◆ DESCRIPTION OF THE TASK
Whenever a line below holds the word "Content", copy that line.

/---

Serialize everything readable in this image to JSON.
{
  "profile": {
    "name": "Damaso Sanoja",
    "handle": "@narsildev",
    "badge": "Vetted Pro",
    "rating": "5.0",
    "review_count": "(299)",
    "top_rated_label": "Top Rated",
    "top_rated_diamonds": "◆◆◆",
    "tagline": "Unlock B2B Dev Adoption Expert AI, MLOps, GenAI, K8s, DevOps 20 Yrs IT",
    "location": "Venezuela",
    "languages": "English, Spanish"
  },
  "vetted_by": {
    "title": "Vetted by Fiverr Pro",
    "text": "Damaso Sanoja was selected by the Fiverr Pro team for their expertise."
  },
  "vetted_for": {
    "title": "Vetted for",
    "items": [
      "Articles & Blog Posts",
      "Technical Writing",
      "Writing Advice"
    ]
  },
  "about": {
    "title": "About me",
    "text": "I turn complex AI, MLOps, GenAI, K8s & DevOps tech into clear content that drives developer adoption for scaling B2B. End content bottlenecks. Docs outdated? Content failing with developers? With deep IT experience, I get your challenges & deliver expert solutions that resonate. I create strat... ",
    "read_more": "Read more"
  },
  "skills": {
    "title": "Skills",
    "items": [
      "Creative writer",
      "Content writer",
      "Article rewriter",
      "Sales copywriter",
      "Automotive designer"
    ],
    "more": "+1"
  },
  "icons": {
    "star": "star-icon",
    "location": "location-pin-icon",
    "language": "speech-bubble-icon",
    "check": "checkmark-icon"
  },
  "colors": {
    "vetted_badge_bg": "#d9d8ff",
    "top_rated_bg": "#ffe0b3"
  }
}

\---

◆ TASK ANSWER
    "text": "I turn complex AI, MLOps, GenAI, K8s & DevOps tech into clear content that drives developer adoption for scaling B2B. End content bottlenecks. Docs outdated? Content failing with developers? With deep IT experience, I get your challenges & deliver expert solutions that resonate. I create strat... ",
      "Content writer",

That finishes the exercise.